- TASK BRIEF
Show every line in the records below that contains the word "When".

# # # #

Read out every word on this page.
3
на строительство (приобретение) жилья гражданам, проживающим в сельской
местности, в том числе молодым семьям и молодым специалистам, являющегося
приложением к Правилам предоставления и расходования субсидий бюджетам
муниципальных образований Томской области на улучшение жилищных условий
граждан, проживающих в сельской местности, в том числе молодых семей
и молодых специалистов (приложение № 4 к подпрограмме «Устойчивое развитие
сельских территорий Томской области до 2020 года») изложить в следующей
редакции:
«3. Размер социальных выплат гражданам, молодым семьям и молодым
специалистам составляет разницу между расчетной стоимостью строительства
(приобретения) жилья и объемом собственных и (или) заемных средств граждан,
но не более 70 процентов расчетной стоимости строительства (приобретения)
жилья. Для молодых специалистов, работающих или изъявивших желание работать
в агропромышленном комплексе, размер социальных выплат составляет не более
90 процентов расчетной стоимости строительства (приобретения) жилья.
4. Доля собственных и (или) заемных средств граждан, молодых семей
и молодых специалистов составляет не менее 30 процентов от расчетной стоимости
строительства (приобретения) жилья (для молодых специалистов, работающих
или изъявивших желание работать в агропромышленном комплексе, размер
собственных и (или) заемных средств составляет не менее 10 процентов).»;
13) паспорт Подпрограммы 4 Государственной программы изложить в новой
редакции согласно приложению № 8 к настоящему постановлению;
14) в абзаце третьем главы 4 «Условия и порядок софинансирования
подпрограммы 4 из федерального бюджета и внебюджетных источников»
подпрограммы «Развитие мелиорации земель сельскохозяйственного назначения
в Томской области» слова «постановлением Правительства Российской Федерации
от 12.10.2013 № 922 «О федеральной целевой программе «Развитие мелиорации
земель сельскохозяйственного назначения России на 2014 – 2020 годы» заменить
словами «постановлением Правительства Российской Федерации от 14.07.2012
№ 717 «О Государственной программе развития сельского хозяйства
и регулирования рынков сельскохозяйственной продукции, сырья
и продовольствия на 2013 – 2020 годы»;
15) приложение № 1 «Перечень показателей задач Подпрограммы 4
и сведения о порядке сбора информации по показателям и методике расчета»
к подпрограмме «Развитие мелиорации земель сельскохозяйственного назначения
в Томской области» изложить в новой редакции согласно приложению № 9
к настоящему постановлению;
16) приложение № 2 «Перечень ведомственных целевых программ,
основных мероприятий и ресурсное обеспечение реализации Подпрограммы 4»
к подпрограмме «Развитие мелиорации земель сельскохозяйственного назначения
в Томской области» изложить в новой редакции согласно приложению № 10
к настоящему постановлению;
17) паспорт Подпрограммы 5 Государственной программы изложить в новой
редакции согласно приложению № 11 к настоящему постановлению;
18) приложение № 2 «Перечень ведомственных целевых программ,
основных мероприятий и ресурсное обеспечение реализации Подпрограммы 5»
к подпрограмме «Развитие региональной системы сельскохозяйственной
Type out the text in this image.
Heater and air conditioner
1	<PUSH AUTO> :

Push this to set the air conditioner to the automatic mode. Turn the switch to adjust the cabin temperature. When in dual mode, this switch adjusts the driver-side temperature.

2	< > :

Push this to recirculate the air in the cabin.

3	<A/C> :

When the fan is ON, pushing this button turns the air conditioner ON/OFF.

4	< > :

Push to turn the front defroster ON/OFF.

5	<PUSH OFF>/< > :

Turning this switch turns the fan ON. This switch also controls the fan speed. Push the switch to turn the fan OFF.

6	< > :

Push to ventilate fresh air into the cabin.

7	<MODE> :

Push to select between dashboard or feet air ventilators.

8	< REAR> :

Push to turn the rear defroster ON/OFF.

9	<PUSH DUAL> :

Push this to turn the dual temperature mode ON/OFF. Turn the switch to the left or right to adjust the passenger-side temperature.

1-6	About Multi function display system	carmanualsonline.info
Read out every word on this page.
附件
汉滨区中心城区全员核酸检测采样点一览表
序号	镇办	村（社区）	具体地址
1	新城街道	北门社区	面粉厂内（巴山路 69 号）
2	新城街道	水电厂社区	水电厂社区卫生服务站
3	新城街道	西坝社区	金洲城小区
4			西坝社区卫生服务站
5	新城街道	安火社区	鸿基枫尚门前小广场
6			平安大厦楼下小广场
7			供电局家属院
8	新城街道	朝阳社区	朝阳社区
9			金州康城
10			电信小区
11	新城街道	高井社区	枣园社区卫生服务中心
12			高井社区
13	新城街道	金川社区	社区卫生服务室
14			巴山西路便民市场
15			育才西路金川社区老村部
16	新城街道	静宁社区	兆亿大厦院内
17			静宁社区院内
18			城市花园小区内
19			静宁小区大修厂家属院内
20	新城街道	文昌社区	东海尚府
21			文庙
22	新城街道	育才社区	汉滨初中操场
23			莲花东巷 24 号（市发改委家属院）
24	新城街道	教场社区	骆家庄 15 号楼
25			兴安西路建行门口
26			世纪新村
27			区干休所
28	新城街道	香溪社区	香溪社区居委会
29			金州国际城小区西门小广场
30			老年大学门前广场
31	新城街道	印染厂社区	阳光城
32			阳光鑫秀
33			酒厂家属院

# # # #

- REPLY TO THE TASK
Push this to set the air conditioner to the automatic mode. Turn the switch to adjust the cabin temperature. When in dual mode, this switch adjusts the driver-side temperature.
When the fan is ON, pushing this button turns the air conditioner ON/OFF.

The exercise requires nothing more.